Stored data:
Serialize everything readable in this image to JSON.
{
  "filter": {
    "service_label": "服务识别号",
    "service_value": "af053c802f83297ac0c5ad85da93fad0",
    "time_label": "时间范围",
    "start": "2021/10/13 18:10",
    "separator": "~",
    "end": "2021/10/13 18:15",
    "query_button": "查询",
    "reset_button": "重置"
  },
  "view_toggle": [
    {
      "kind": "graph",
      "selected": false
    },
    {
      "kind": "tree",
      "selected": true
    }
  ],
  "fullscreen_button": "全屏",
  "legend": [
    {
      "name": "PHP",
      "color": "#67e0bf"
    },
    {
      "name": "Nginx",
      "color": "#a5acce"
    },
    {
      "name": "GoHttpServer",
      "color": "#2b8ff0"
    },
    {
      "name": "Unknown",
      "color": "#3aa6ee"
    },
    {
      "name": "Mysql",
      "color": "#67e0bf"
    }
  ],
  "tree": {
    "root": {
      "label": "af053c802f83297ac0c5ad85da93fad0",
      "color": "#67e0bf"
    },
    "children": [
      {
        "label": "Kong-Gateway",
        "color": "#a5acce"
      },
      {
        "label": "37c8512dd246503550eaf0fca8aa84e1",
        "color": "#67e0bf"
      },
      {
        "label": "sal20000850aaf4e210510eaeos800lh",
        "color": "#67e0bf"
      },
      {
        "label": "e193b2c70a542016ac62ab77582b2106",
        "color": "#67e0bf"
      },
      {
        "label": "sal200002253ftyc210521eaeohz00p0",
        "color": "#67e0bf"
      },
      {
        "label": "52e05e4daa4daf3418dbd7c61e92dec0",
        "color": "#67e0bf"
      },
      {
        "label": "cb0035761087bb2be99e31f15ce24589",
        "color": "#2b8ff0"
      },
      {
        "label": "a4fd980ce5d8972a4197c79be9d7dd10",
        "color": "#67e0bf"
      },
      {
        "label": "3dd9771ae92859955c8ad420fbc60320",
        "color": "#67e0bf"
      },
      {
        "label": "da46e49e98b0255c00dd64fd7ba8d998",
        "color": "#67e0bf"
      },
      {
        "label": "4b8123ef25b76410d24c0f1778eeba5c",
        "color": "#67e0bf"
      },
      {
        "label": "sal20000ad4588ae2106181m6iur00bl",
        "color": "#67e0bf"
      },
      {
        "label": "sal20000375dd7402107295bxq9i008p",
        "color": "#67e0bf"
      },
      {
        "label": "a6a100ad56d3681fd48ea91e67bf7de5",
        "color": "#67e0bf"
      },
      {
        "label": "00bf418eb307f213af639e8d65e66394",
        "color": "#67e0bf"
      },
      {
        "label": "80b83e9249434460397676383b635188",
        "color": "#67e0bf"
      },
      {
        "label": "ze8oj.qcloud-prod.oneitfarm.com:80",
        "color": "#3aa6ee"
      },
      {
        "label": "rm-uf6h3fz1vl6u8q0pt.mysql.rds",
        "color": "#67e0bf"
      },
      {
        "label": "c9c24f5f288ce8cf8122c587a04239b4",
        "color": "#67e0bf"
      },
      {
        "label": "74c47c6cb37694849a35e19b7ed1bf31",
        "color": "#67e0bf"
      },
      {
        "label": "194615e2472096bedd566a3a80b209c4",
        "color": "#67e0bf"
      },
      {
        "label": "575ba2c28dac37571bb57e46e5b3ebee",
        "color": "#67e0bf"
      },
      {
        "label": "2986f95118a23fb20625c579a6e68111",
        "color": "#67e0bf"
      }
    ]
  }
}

• **Work to do**:
The entries above must be returned exactly.

• **Output of the exercise**:
Serialize everything readable in this image to JSON.
{
  "filter": {
    "service_label": "服务识别号",
    "service_value": "af053c802f83297ac0c5ad85da93fad0",
    "time_label": "时间范围",
    "start": "2021/10/13 18:10",
    "separator": "~",
    "end": "2021/10/13 18:15",
    "query_button": "查询",
    "reset_button": "重置"
  },
  "view_toggle": [
    {
      "kind": "graph",
      "selected": false
    },
    {
      "kind": "tree",
      "selected": true
    }
  ],
  "fullscreen_button": "全屏",
  "legend": [
    {
      "name": "PHP",
      "color": "#67e0bf"
    },
    {
      "name": "Nginx",
      "color": "#a5acce"
    },
    {
      "name": "GoHttpServer",
      "color": "#2b8ff0"
    },
    {
      "name": "Unknown",
      "color": "#3aa6ee"
    },
    {
      "name": "Mysql",
      "color": "#67e0bf"
    }
  ],
  "tree": {
    "root": {
      "label": "af053c802f83297ac0c5ad85da93fad0",
      "color": "#67e0bf"
    },
    "children": [
      {
        "label": "Kong-Gateway",
        "color": "#a5acce"
      },
      {
        "label": "37c8512dd246503550eaf0fca8aa84e1",
        "color": "#67e0bf"
      },
      {
        "label": "sal20000850aaf4e210510eaeos800lh",
        "color": "#67e0bf"
      },
      {
        "label": "e193b2c70a542016ac62ab77582b2106",
        "color": "#67e0bf"
      },
      {
        "label": "sal200002253ftyc210521eaeohz00p0",
        "color": "#67e0bf"
      },
      {
        "label": "52e05e4daa4daf3418dbd7c61e92dec0",
        "color": "#67e0bf"
      },
      {
        "label": "cb0035761087bb2be99e31f15ce24589",
        "color": "#2b8ff0"
      },
      {
        "label": "a4fd980ce5d8972a4197c79be9d7dd10",
        "color": "#67e0bf"
      },
      {
        "label": "3dd9771ae92859955c8ad420fbc60320",
        "color": "#67e0bf"
      },
      {
        "label": "da46e49e98b0255c00dd64fd7ba8d998",
        "color": "#67e0bf"
      },
      {
        "label": "4b8123ef25b76410d24c0f1778eeba5c",
        "color": "#67e0bf"
      },
      {
        "label": "sal20000ad4588ae2106181m6iur00bl",
        "color": "#67e0bf"
      },
      {
        "label": "sal20000375dd7402107295bxq9i008p",
        "color": "#67e0bf"
      },
      {
        "label": "a6a100ad56d3681fd48ea91e67bf7de5",
        "color": "#67e0bf"
      },
      {
        "label": "00bf418eb307f213af639e8d65e66394",
        "color": "#67e0bf"
      },
      {
        "label": "80b83e9249434460397676383b635188",
        "color": "#67e0bf"
      },
      {
        "label": "ze8oj.qcloud-prod.oneitfarm.com:80",
        "color": "#3aa6ee"
      },
      {
        "label": "rm-uf6h3fz1vl6u8q0pt.mysql.rds",
        "color": "#67e0bf"
      },
      {
        "label": "c9c24f5f288ce8cf8122c587a04239b4",
        "color": "#67e0bf"
      },
      {
        "label": "74c47c6cb37694849a35e19b7ed1bf31",
        "color": "#67e0bf"
      },
      {
        "label": "194615e2472096bedd566a3a80b209c4",
        "color": "#67e0bf"
      },
      {
        "label": "575ba2c28dac37571bb57e46e5b3ebee",
        "color": "#67e0bf"
      },
      {
        "label": "2986f95118a23fb20625c579a6e68111",
        "color": "#67e0bf"
      }
    ]
  }
}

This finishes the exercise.